EXERCISE BRIEF: What is the count of lines in the listing below that hold the string "pojęciem"? Reply with that number alone.

PROVIDED INFORMATION:
++++++++
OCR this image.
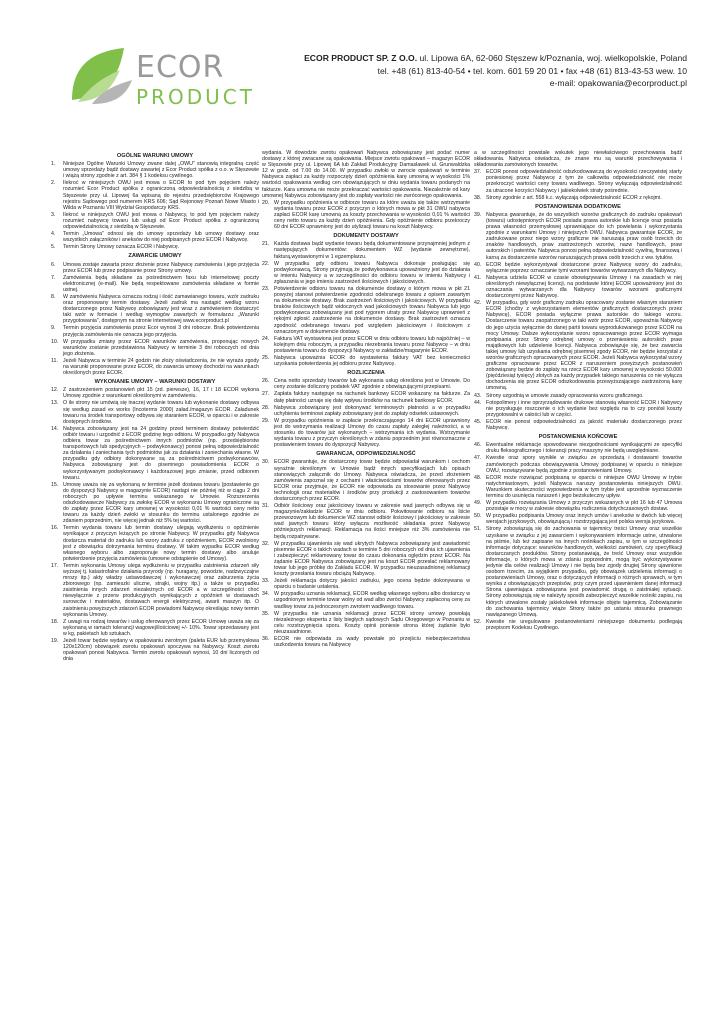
ECOR
PRODUCT
ECOR PRODUCT SP. Z O.O. ul. Lipowa 6A, 62-060 Stęszew k/Poznania, woj. wielkopolskie, Poland
tel. +48 (61) 813-40-54 • tel. kom. 601 59 20 01 • fax +48 (61) 813-43-53 wew. 10
e-mail: opakowania@ecorproduct.pl
OGÓLNE WARUNKI UMOWY
1.	Niniejsze Ogólne Warunki Umowy zwane dalej „OWU” stanowią integralną część umowy sprzedaży bądź dostawy zawartej z Ecor Product spółka z o.o. w Stęszewie i wiążą strony zgodnie z art. 384 § 1 kodeksu cywilnego.
2.	Ilekroć w niniejszych OWU jest mowa o ECOR to pod tym pojęciem należy rozumieć Ecor Product spółka z ograniczoną odpowiedzialnością z siedzibą w Stęszewie przy ul. Lipowej 6a wpisaną do rejestru przedsiębiorców Krajowego rejestru Sądowego pod numerem KRS 606; Sąd Rejonowy Poznań Nowe Miasto i Wilda w Poznaniu VIII Wydział Gospodarczy KRS.
3.	Ilekroć w niniejszych OWU jest mowa o Nabywcy, to pod tym pojęciem należy rozumieć nabywcę towaru lub usługi od Ecor Product spółka z ograniczoną odpowiedzialnością z siedzibą w Stęszewie.
4.	Termin „Umowa” odnosi się do umowy sprzedaży lub umowy dostawy oraz wszystkich załączników i aneksów do niej podpisanych przez ECOR i Nabywcę.
5.	Termin Strony Umowy oznacza ECOR i Nabywcę.
ZAWARCIE UMOWY
6.	Umowa zostaje zawarta przez złożenie przez Nabywcę zamówienia i jego przyjęcia przez ECOR lub przez podpisanie przez Strony umowy.
7.	Zamówienia będą składane za pośrednictwem faxu lub internetowej poczty elektronicznej (e-mail). Nie będą respektowane zamówienia składane w formie ustnej.
8.	W zamówieniu Nabywca oznacza rodzaj i ilość zamawianego towaru, wzór zadruku oraz proponowany termin dostawy. Jeżeli zadruk ma nastąpić według wzoru dostarczonego przez Nabywcę zobowiązany jest wraz z zamówieniem dostarczyć taki wzór w formacie i według wymogów zawartych w formularzu: „Warunki przygotowania”, dostępnym na stronie internetowej www.ecorproduct.pl
9.	Termin przyjęcia zamówienia przez Ecor wynosi 3 dni robocze. Brak potwierdzenia przyjęcia zamówienia nie oznacza jego przyjęcia.
10. W przypadku zmiany przez ECOR warunków zamówienia, proponując nowych warunków zostanie przedstawiona Nabywcy w terminie 3 dni roboczych od dnia jego złożenia.
11. Jeżeli Nabywca w terminie 24 godzin nie złoży oświadczenia, że nie wyraża zgody na warunki proponowane przez ECOR, do zawarcia umowy dochodzi na warunkach określonych przez ECOR.
WYKONANIE UMOWY – WARUNKI DOSTAWY
12. Z zastrzeżeniem postanowień pkt 15 (zd. pierwsze), 16, 17 i 18 ECOR wykona Umowę zgodnie z warunkami określonymi w zamówieniu.
13. O ile strony nie umówią się inaczej wydanie towaru lub wykonanie dostawy odbywa się według zasad ex works (Incoterms 2000) załad./magazyn ECOR. Załadunek towaru na środek transportowy odbywa się staraniem ECOR, w oparciu i w zakresie dostępnych środków.
14. Nabywca zobowiązany jest na 24 godziny przed terminem dostawy potwierdzić odbiór towaru i uzgodnić z ECOR godzinę tego odbioru. W przypadku gdy Nabywca odbiera towar za pośrednictwem innych podmiotów (np. przedsiębiorstw transportowych lub spedycyjnych – podwykonawcy) ponosi pełną odpowiedzialność za działania i zaniechania tych podmiotów jak za działania i zaniechania własne. W przypadku gdy odbiory dokonywane są za pośrednictwem podwykonawców, Nabywca zobowiązany jest do pisemnego powiadomienia ECOR o wykorzystywanym podwykonawcy i każdorazowej jego zmianie, przed odbiorem towaru.
15. Umowę uważa się za wykonaną w terminie jeżeli dostawa towaru (postawienie go do dyspozycji Nabywcy w magazynie ECOR) nastąpi nie później niż w ciągu 2 dni roboczych po upływie terminu wskazanego w Umowie. Rozszerzenia odszkodowawcze Nabywcy za zwłokę ECOR w wykonaniu Umowy ograniczone są do zapłaty przez ECOR kary umownej w wysokości 0,01 % wartości ceny netto towaru za każdy dzień zwłoki w stosunku do terminu ustalonego zgodnie ze zdaniem poprzednim, nie więcej jednak niż 5% tej wartości.
16. Termin wydania towaru lub termin dostawy ulegają wydłużeniu o opóźnienie wynikające z przyczyn leżących po stronie Nabywcy. W przypadku gdy Nabywca dostarcza materiał do zadruku lub wzory zadruku z opóźnieniem, ECOR zwolniony jest z obowiązku dotrzymania terminu dostawy. W takim wypadku ECOR według własnego wyboru albo zaproponuje nowy termin dostawy albo anuluje potwierdzenie przyjęcia zamówienia (umowne odstąpienie od Umowy).
17. Termin wykonania Umowy ulega wydłużeniu w przypadku zaistnienia zdarzeń siły wyższej tj. katastrofalne działania przyrody (np. huragany, powodzie, nadzwyczajne mrozy itp.) akty władzy ustawodawczej i wykonawczej oraz zaburzenia życia zbiorowego (np. zamieszki uliczne, strajki, wojny itp.) a także w przypadku zaistnienia innych zdarzeń niezależnych od ECOR a w szczególności choć niewyłącznie z przerw produkcyjnych wynikających z opóźnień w dostawach surowców i materiałów, dostawach energii elektrycznej, awarii maszyn itp. O zaistnieniu powyższych zdarzeń ECOR powiadomi Nabywcę określając nowy termin wykonania Umowy.
18. Z uwagi na rodzaj towarów i usług oferowanych przez ECOR Umowę uważa się za wykonaną w ramach tolerancji wagowej/ilościowej +/- 10%. Towar sprzedawany jest w kg, pakietach lub sztukach.
19. Jeżeli towar będzie wydany w opakowaniu zwrotnym (paleta EUR lub przemysłowa 120x120cm) obowiązek zwrotu opakowań spoczywa na Nabywcy. Koszt zwrotu opakowań ponosi Nabywca. Termin zwrotu opakowań wynosi, 10 dni liczonych od dnia
wydania. W dowodzie zwrotu opakowań Nabywca zobowiązany jest podać numer dostawy z której zwracane są opakowania. Miejsce zwrotu opakowań – magazyn ECOR w Stęszewie przy ul. Lipowej 6A lub Zakład Produkcyjny Damasławek ul. Grunwaldzka 12 w godz. od 7.00 do 14.00. W przypadku zwłoki w zwrocie opakowań w terminie Nabywca zapłaci za każdy rozpoczęty dzień opóźnienia karę umowną w wysokości 1% wartości opakowania według cen obowiązujących w dniu wydania towaru podanych na fakturze. Kara umowna nie może przekraczać wartości opakowania. Niezależnie od kary umownej Nabywca zobowiązany jest do zapłaty wartości nie zwróconego opakowania.
20. W przypadku opóźnienia w odbiorze towaru za które uważa się także wstrzymanie wydania towaru przez ECOR z przyczyn o których mowa w pkt 31 OWU nabywca zapłaci ECOR karę umowną za koszty przechowania w wysokości 0,01 % wartości ceny netto towaru za każdy dzień opóźnienia. Gdy opóźnienie odbioru przekroczy 60 dni ECOR uprawniony jest do utylizacji towaru na koszt Nabywcy.
DOKUMENTY DOSTAWY
21. Każda dostawa bądź wydanie towaru będą dokumentowane przynajmniej jednym z następujących dokumentów: dokumentem WZ (wydanie zewnętrzne), fakturą,wystawionymi w 1 egzemplarzu.
22. W przypadku gdy odbioru towaru Nabywca dokonuje posługując się podwykonawcą, Strony przyjmują że podwykonawca upoważniony jest do działania w imieniu Nabywcy a w szczególności do odbioru towaru w imieniu Nabywcy i zgłaszania w jego imieniu zastrzeżeń ilościowych i jakościowych.
23. Potwierdzenie odbioru towaru na dokumencie dostawy o którym mowa w pkt 21 powyżej stanowi potwierdzenie zgodności odebranego towaru z opisem zawartym na dokumencie dostawy. Brak zastrzeżeń ilościowych i jakościowych. W przypadku braków ilościowych bądź widocznych wad jakościowych towaru Nabywca lub jego podwykonawca zobowiązany jest pod rygorem utraty przez Nabywcę uprawnień z rękojmi zgłosić zastrzeżenie na dokumencie dostawy. Brak zastrzeżeń oznacza zgodność odebranego towaru pod względem jakościowym i ilościowym z oznaczonym w dokumencie dostawy.
24. Faktura VAT wystawiona jest przez ECOR w dniu odbioru towaru lub najpóźniej – w kolejnym dniu roboczym, a przypadku niezebrania towaru przez Nabywcę – w dniu postawienia towaru do dyspozycji Nabywcy w zakładzie/magazynie ECOR.
25. Nabywca upoważnia ECOR do wystawienia faktury VAT bez konieczności uzyskania potwierdzenia jej odbioru przez Nabywcę.
ROZLICZENIA
26. Cena netto sprzedaży towarów lub wykonania usług określona jest w Umowie. Do ceny zostanie doliczony podatek VAT zgodnie z obowiązującymi przepisami.
27. Zapłata faktury następuje na rachunek bankowy ECOR wskazany na fakturze. Za datę płatności uznaje się datę wpływu środków na rachunek bankowy ECOR.
28. Nabywca zobowiązany jest dokonywać terminowych płatności a w przypadku uchybienia terminowi zapłaty zobowiązany jest do zapłaty odsetek ustawowych.
29. W przypadku opóźnienia w zapłacie przekraczającego 14 dni ECOR uprawniony jest do wstrzymania realizacji Umowy do czasu zapłaty zaległej należności, a w stosunku do towarów już wykonanych – wstrzymania ich wydania. Wstrzymanie wydania towaru z przyczyn określonych w zdaniu poprzednim jest równoznaczne z postawieniem towaru do dyspozycji Nabywcy.
GWARANCJA, ODPOWIEDZIALNOŚĆ
30. ECOR gwarantuje, że dostarczony towar będzie odpowiadał warunkom i cechom wyraźnie określonym w Umowie bądź innych specyfikacjach lub opisach stanowiących załącznik do Umowy. Nabywca oświadcza, że przed złożeniem zamówienia zapoznał się z cechami i właściwościami towarów oferowanych przez ECOR oraz przyjmuje, że ECOR nie odpowiada za stosowanie przez Nabywcę technologii oraz materiałów i środków przy produkcji z zastosowaniem towarów dostarczonych przez ECOR.
31. Odbiór ilościowy oraz jakościowy towaru w zakresie wad jawnych odbywa się w magazynie/zakładzie ECOR w dniu odbioru. Pokwitowanie odbioru na liście przewozowym lub dokumencie WZ stanowi odbiór ilościowy i jakościowy w zakresie wad jawnych towaru który wyłącza możliwość składania przez Nabywcę późniejszych reklamacji. Reklamacja na ilości mniejsze niż 3% zamówienia nie będą rozpatrywane.
32. W przypadku ujawnienia się wad ukrytych Nabywca zobowiązany jest zawiadomić pisemnie ECOR o takich wadach w terminie 5 dni roboczych od dnia ich ujawnienia i zabezpieczyć reklamowany towar do czasu dokonania oględzin przez ECOR. Na żądanie ECOR Nabywca zobowiązany jest na koszt ECOR przesłać reklamowany towar lub jego próbkę do Zakładu ECOR. W przypadku nieuzasadnionej reklamacji koszty przesłania towaru obciążą Nabywcę.
33. Jeżeli reklamacja dotyczy jakości zadruku, jego ocena będzie dokonywana w oparciu o badanie ustalenia.
34. W przypadku uznania reklamacji, ECOR według własnego wyboru albo dostarczy w uzgodnionym terminie towar wolny od wad albo zwróci Nabywcy zapłaconą cenę za wadliwy towar za jednoczesnym zwrotem wadliwego towaru.
35. W przypadku nie uznania reklamacji przez ECOR strony umowy powołają niezależnego eksperta z listy biegłych sądowych Sądu Okręgowego w Poznaniu w celu rozstrzygnięcia sporu. Koszty opinii poniesie strona której żądanie było nieuzasadnione.
36. ECOR nie odpowiada za wady powstałe po przejściu niebezpieczeństwa uszkodzenia towaru na Nabywcę
a w szczególności powstałe wskutek jego niewłaściwego przechowania bądź składowania. Nabywca oświadcza, że znane mu są warunki przechowywania i składowania zamówionych towarów.
37. ECOR ponosi odpowiedzialność odszkodowawczą do wysokości rzeczywistej starty poniesionej przez Nabywcę z tym że całkowita odpowiedzialność nie może przekroczyć wartości ceny towaru wadliwego. Strony wyłączają odpowiedzialność za utracone korzyści Nabywcy i jakiekolwiek straty pośrednie.
38. Strony zgodnie z art. 558 k.c. wyłączają odpowiedzialność ECOR z rękojmi.
POSTANOWIENIA DODATKOWE
39. Nabywca gwarantuje, że do wszystkich wzorów graficznych do zadruku opakowań (towaru) udostępnionych ECOR posiada prawa autorskie lub licencje oraz posiada prawa własności przemysłowej uprawniające do ich powielania i wykorzystania zgodnie z warunkami Umowy i niniejszych OWU. Nabywca gwarantuje ECOR, że zadrukowane przez niego wzory graficzne nie naruszają praw osób trzecich do znaków handlowych, praw zastrzeżonych wzorów, nazw handlowych, praw autorskich i patentów. Nabywca ponosi pełną odpowiedzialność cywilną, finansową i karną za dostarczenie wzorów naruszających prawa osób trzecich z ww. tytułów.
40. ECOR będzie wykorzystywał dostarczone przez Nabywcę wzory do zadruku, wyłącznie poprzez oznaczanie tymi wzorami towarów wytwarzanych dla Nabywcy.
41. Nabywca udziela ECOR w czasie obowiązywania Umowy i na zasadach w niej określonych niewyłącznej licencji, na podstawie której ECOR upoważniony jest do oznaczania wytwarzanych dla Nabywcy towarów wzorami graficznymi dostarczonymi przez Nabywcę.
42. W przypadku, gdy wzór graficzny zadruku opracowany zostanie własnym staraniem ECOR (choćby z wykorzystaniem elementów graficznych dostarczonych przez Nabywcę), ECOR posiada wyłączne prawa autorskie do takiego wzoru. Dostarczenie towaru zaopatrzonego w taki wzór przez ECOR, upoważnia Nabywcę do jego użycia wyłącznie do danej partii towaru wyprodukowanego przez ECOR na mocy Umowy. Dalsze wykorzystanie wzoru opracowanego przez ECOR wymaga podpisania przez Strony odrębnej umowy o przeniesieniu autorskich praw majątkowych lub udzielenie licencji. Nabywca zobowiązuje się, że bez zawarcia takiej umowy lub uzyskania odrębnej pisemnej zgody ECOR, nie będzie korzystał z wzorów graficznych opracowanych przez ECOR. Jeżeli Nabywca wykorzystał wzory graficzne opracowane przez ECOR z naruszeniem powyższych postanowień zobowiązany będzie do zapłaty na rzecz ECOR kary umownej w wysokości 50.000 (pięćdziesiąt tysięcy) złotych za każdy przypadek takiego naruszenia co nie wyłącza dochodzenia się przez ECOR odszkodowania przewyższającego zastrzeżoną karę umowną.
43. Strony uzgodnią w umowie zasady opracowania wzoru graficznego.
44. Fotopolimery i inne oprzyrządowanie drukowe stanowią własność ECOR i Nabywcy nie przysługuje roszczenie o ich wydanie bez względu na to czy poniósł koszty przygotowalni w całości lub w części.
45. ECOR nie ponosi odpowiedzialności za jakość materiału dostarczonego przez Nabywcę.
POSTANOWIENIA KOŃCOWE
46. Ewentualne reklamacje spowodowane niezgodnościami wynikającymi ze specyfiki druku fleksograficznego i tolerancji pracy maszyny nie będą uwzględniane.
47. Kwestie oraz spory wynikłe w związku ze sprzedażą i dostawami towarów zamówionych podczas obowiązywania Umowy podpisanej w oparciu o niniejsze OWU, rozwiązywane będą zgodnie z postanowieniami Umowy.
48. ECOR może rozwiązać podpisaną w oparciu o niniejsze OWU Umowę w trybie natychmiastowym, jeżeli Nabywca naruszy postanowienia niniejszych OWU. Warunkiem skuteczności wypowiedzenia w tym trybie jest uprzednie wyznaczenie terminu do usunięcia naruszeń i jego bezskuteczny upływ.
49. W przypadku rozwiązania Umowy z przyczyn wskazanych w pkt 16 lub 47 Umowa pozostaje w mocy w zakresie obowiązku rozliczenia dotychczasowych dostaw.
50. W przypadku podpisania Umowy oraz innych umów i aneksów w dwóch lub więcej wersjach językowych, obowiązującą i rozstrzygającą jest polska wersja językowa.
51. Strony zobowiązują się do zachowania w tajemnicy treści Umowy oraz wszelkie uzyskane w związku z jej zawarciem i wykonywaniem informacje ustne, utrwalone na piśmie, lub też zapisane na innych nośnikach zapisu, w tym w szczególności informacje dotyczące: warunków handlowych, wielkości zamówień, czy specyfikacji dostarczanych produktów. Strony postanawiają, że treść Umowy oraz wszystkie informacje, o których mowa w zdaniu poprzednim, mogą być wykorzystywane jedynie dla celów realizacji Umowy i nie będą bez zgody drugiej Strony ujawnione osobom trzecim, za wyjątkiem przypadku, gdy obowiązek udzielenia informacji o postanowieniach Umowy, oraz o dotyczących informacji o różnych sprawach, w tym wynika z obowiązujących przepisów, przy czym przed ujawnieniem danej informacji Strona ujawniająca zobowiązana jest powiadomić drugą o zaistniałej sytuacji. Strony zobowiązują się w należyty sposób zabezpieczyć wszelkie nośniki zapisu, na których utrwalone zostały jakiekolwiek informacje objęte tajemnicą. Zobowiązanie do zachowania tajemnicy wiąże Strony także po ustaniu stosunku prawnego nawiązanego Umową.
52. Kwestie nie uregulowane postanowieniami niniejszego dokumentu podlegają przepisom Kodeksu Cywilnego.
++++++++
RESPONSE TO THE EXERCISE: 2